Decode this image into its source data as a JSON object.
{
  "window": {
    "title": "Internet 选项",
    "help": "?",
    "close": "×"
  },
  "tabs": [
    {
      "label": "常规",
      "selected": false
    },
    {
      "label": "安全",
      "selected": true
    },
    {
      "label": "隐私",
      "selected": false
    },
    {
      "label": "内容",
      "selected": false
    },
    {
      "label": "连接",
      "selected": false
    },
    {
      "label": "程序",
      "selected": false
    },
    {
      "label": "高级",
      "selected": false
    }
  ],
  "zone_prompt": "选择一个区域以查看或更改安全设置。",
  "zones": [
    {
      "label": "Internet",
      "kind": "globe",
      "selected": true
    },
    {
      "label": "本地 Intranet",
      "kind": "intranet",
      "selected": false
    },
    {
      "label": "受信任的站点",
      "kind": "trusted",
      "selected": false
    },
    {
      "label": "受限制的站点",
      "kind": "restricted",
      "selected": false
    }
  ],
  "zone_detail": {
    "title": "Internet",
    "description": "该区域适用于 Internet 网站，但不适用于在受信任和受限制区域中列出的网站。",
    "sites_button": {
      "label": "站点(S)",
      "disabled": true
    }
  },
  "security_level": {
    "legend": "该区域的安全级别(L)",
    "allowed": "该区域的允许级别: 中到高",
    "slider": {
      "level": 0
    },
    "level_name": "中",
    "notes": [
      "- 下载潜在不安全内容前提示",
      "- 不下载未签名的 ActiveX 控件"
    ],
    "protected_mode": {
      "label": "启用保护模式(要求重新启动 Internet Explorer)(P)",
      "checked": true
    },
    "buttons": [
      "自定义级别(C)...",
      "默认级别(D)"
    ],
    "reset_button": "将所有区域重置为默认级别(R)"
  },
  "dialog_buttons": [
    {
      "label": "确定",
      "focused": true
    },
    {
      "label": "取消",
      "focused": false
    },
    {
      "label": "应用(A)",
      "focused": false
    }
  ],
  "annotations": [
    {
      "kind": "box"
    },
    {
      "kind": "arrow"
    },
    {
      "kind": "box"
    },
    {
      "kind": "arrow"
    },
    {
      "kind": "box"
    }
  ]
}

--*--

_EXERCISE DIRECTIONS_: Repeat the listing above without any change.

_REPLY_:
Decode this image into its source data as a JSON object.
{
  "window": {
    "title": "Internet 选项",
    "help": "?",
    "close": "×"
  },
  "tabs": [
    {
      "label": "常规",
      "selected": false
    },
    {
      "label": "安全",
      "selected": true
    },
    {
      "label": "隐私",
      "selected": false
    },
    {
      "label": "内容",
      "selected": false
    },
    {
      "label": "连接",
      "selected": false
    },
    {
      "label": "程序",
      "selected": false
    },
    {
      "label": "高级",
      "selected": false
    }
  ],
  "zone_prompt": "选择一个区域以查看或更改安全设置。",
  "zones": [
    {
      "label": "Internet",
      "kind": "globe",
      "selected": true
    },
    {
      "label": "本地 Intranet",
      "kind": "intranet",
      "selected": false
    },
    {
      "label": "受信任的站点",
      "kind": "trusted",
      "selected": false
    },
    {
      "label": "受限制的站点",
      "kind": "restricted",
      "selected": false
    }
  ],
  "zone_detail": {
    "title": "Internet",
    "description": "该区域适用于 Internet 网站，但不适用于在受信任和受限制区域中列出的网站。",
    "sites_button": {
      "label": "站点(S)",
      "disabled": true
    }
  },
  "security_level": {
    "legend": "该区域的安全级别(L)",
    "allowed": "该区域的允许级别: 中到高",
    "slider": {
      "level": 0
    },
    "level_name": "中",
    "notes": [
      "- 下载潜在不安全内容前提示",
      "- 不下载未签名的 ActiveX 控件"
    ],
    "protected_mode": {
      "label": "启用保护模式(要求重新启动 Internet Explorer)(P)",
      "checked": true
    },
    "buttons": [
      "自定义级别(C)...",
      "默认级别(D)"
    ],
    "reset_button": "将所有区域重置为默认级别(R)"
  },
  "dialog_buttons": [
    {
      "label": "确定",
      "focused": true
    },
    {
      "label": "取消",
      "focused": false
    },
    {
      "label": "应用(A)",
      "focused": false
    }
  ],
  "annotations": [
    {
      "kind": "box"
    },
    {
      "kind": "arrow"
    },
    {
      "kind": "box"
    },
    {
      "kind": "arrow"
    },
    {
      "kind": "box"
    }
  ]
}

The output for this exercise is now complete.